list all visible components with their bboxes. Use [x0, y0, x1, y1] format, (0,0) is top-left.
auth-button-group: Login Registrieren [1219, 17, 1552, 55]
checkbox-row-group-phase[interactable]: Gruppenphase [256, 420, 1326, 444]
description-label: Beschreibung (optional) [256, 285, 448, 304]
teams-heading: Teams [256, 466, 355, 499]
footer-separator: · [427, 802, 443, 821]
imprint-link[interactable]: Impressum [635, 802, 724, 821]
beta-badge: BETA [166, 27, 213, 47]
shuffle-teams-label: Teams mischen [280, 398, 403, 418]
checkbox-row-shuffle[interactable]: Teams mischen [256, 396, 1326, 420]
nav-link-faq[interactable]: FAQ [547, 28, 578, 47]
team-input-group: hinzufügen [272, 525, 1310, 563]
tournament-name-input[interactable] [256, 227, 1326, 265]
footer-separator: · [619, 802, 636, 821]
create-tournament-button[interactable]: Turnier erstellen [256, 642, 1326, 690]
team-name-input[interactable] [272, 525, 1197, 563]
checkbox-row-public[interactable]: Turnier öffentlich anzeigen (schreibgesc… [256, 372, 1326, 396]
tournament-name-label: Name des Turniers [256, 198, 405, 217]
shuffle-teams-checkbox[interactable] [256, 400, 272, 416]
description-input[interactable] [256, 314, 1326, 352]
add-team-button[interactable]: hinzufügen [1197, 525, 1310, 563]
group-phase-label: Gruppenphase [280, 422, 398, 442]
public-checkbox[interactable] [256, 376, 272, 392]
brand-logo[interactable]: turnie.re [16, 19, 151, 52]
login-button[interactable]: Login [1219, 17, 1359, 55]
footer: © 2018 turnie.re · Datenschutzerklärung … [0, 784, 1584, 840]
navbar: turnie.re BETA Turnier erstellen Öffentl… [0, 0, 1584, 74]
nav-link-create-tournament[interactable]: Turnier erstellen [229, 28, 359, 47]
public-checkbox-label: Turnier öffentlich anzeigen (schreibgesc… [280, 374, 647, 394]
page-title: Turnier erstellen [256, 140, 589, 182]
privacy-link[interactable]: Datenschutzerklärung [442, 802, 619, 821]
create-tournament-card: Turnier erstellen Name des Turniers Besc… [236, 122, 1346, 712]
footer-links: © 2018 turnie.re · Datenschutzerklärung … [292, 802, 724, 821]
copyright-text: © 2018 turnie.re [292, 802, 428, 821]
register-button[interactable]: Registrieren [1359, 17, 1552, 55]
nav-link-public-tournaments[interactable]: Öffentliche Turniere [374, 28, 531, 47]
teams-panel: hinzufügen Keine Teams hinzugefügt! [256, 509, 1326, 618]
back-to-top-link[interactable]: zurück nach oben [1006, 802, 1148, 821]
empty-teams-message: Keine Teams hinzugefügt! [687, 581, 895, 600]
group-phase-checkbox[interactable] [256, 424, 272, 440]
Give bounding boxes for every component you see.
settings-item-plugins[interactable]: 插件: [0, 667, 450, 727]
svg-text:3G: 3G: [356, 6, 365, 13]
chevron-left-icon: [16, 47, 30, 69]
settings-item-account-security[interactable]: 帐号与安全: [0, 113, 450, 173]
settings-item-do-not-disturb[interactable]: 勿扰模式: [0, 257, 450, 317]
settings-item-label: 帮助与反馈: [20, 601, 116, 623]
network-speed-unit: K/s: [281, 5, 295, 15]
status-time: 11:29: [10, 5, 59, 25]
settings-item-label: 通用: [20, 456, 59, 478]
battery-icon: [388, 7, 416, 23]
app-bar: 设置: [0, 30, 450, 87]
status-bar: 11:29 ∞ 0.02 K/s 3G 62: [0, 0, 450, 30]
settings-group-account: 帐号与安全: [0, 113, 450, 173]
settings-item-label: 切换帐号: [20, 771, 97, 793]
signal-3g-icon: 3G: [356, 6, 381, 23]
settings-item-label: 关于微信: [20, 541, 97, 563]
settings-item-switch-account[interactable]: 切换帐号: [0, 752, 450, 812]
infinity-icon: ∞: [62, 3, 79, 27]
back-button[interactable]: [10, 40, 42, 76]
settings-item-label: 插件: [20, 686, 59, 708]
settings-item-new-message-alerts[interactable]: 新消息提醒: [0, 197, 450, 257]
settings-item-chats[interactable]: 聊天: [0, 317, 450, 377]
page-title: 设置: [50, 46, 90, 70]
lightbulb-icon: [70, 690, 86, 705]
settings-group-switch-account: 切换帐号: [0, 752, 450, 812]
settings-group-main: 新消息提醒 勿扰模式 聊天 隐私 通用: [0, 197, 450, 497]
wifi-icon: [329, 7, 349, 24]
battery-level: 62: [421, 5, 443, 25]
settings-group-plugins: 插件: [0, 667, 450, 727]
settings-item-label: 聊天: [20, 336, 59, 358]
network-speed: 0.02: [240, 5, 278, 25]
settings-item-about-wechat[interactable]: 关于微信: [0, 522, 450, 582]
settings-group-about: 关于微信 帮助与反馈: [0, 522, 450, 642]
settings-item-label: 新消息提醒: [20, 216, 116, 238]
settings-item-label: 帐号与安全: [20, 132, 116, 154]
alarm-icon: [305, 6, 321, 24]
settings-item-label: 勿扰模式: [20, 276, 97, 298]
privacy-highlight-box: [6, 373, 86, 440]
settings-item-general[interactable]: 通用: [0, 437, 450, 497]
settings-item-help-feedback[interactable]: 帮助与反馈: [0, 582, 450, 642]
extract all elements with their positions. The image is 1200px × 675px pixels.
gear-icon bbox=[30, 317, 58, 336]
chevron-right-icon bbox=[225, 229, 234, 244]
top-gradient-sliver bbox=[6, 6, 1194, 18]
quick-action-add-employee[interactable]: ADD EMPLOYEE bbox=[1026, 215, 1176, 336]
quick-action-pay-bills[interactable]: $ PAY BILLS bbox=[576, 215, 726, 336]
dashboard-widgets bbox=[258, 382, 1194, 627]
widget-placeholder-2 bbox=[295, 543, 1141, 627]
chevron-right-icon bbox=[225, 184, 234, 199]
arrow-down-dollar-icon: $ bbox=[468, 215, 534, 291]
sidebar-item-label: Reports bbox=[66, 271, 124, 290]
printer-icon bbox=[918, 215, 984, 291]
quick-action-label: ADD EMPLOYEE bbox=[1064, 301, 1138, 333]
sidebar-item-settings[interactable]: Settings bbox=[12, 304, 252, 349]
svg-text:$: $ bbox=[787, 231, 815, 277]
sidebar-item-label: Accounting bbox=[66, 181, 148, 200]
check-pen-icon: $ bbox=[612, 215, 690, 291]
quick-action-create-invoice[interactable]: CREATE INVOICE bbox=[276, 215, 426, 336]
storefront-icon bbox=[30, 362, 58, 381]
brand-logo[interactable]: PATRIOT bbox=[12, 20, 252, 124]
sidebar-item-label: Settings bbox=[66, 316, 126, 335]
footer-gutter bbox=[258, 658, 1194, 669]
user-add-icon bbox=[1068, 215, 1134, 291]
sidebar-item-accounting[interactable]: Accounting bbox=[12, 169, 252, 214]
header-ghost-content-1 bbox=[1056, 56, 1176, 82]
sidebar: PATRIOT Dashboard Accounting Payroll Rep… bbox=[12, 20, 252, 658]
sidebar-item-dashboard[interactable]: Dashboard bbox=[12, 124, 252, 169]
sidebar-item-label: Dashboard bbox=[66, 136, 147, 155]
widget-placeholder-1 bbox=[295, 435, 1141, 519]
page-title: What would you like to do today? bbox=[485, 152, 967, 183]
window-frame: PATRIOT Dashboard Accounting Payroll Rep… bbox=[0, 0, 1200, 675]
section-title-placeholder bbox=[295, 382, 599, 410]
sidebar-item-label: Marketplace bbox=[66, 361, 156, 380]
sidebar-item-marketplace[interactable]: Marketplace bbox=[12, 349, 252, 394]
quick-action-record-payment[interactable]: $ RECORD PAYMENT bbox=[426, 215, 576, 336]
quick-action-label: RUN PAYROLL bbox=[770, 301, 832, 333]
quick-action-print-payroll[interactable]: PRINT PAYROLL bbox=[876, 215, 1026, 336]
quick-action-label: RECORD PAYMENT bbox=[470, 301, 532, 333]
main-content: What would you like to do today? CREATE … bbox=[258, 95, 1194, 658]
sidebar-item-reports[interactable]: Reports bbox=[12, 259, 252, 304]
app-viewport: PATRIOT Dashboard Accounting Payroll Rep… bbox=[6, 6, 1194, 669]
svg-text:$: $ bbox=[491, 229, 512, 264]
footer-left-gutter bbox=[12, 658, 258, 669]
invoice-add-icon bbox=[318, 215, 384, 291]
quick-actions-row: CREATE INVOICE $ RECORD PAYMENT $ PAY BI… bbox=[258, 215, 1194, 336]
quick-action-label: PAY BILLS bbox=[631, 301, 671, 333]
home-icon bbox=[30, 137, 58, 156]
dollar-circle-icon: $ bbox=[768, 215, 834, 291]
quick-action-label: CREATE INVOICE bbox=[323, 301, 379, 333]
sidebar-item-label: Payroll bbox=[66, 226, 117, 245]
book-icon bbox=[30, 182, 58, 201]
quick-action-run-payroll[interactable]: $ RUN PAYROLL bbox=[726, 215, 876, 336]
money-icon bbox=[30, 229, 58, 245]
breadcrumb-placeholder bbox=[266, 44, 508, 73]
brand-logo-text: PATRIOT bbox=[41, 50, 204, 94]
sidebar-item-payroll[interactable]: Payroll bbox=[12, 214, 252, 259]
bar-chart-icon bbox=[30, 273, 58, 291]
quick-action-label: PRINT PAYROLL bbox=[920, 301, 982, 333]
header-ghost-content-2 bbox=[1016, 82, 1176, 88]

◇ ◇ ◇ ◇ ◇ ◇ ◇

* [PROBLEM STATEMENT]:
Rewrite the rows from the very first line through the line that contains "imprint-link[interactable]: Impressum [635, 802, 724, 821]" as a JSON list of strings, one string per line, with blank lines omitted.

* [EXERCISE SOLUTION]:
[
  "list all visible components with their bboxes. Use [x0, y0, x1, y1] format, (0,0) is top-left.",
  "auth-button-group: Login Registrieren [1219, 17, 1552, 55]",
  "checkbox-row-group-phase[interactable]: Gruppenphase [256, 420, 1326, 444]",
  "description-label: Beschreibung (optional) [256, 285, 448, 304]",
  "teams-heading: Teams [256, 466, 355, 499]",
  "footer-separator: · [427, 802, 443, 821]",
  "imprint-link[interactable]: Impressum [635, 802, 724, 821]"
]